[Figure record extracts]
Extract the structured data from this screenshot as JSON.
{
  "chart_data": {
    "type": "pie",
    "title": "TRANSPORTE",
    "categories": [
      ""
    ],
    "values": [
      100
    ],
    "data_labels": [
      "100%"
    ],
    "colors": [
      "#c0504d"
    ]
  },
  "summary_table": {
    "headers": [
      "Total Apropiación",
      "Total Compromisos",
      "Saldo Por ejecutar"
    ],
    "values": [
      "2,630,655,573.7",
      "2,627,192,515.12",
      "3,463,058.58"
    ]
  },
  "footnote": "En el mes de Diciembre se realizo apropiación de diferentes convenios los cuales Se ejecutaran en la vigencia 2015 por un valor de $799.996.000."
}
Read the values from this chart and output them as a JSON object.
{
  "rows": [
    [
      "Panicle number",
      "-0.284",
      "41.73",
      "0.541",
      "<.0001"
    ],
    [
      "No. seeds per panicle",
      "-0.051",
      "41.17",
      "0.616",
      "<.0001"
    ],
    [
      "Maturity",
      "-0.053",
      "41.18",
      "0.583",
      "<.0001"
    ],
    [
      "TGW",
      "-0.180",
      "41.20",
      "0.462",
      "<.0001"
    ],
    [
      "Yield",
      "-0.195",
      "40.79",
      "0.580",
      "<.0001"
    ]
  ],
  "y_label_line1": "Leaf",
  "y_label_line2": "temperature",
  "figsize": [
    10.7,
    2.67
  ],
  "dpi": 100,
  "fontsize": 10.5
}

Instructions for the task.
Please output the complete data exactly.

Response for this exercise.
Extract the structured data from this screenshot as JSON.
{
  "chart_data": {
    "type": "pie",
    "title": "TRANSPORTE",
    "categories": [
      ""
    ],
    "values": [
      100
    ],
    "data_labels": [
      "100%"
    ],
    "colors": [
      "#c0504d"
    ]
  },
  "summary_table": {
    "headers": [
      "Total Apropiación",
      "Total Compromisos",
      "Saldo Por ejecutar"
    ],
    "values": [
      "2,630,655,573.7",
      "2,627,192,515.12",
      "3,463,058.58"
    ]
  },
  "footnote": "En el mes de Diciembre se realizo apropiación de diferentes convenios los cuales Se ejecutaran en la vigencia 2015 por un valor de $799.996.000."
}
Read the values from this chart and output them as a JSON object.
{
  "rows": [
    [
      "Panicle number",
      "-0.284",
      "41.73",
      "0.541",
      "<.0001"
    ],
    [
      "No. seeds per panicle",
      "-0.051",
      "41.17",
      "0.616",
      "<.0001"
    ],
    [
      "Maturity",
      "-0.053",
      "41.18",
      "0.583",
      "<.0001"
    ],
    [
      "TGW",
      "-0.180",
      "41.20",
      "0.462",
      "<.0001"
    ],
    [
      "Yield",
      "-0.195",
      "40.79",
      "0.580",
      "<.0001"
    ]
  ],
  "y_label_line1": "Leaf",
  "y_label_line2": "temperature",
  "figsize": [
    10.7,
    2.67
  ],
  "dpi": 100,
  "fontsize": 10.5
}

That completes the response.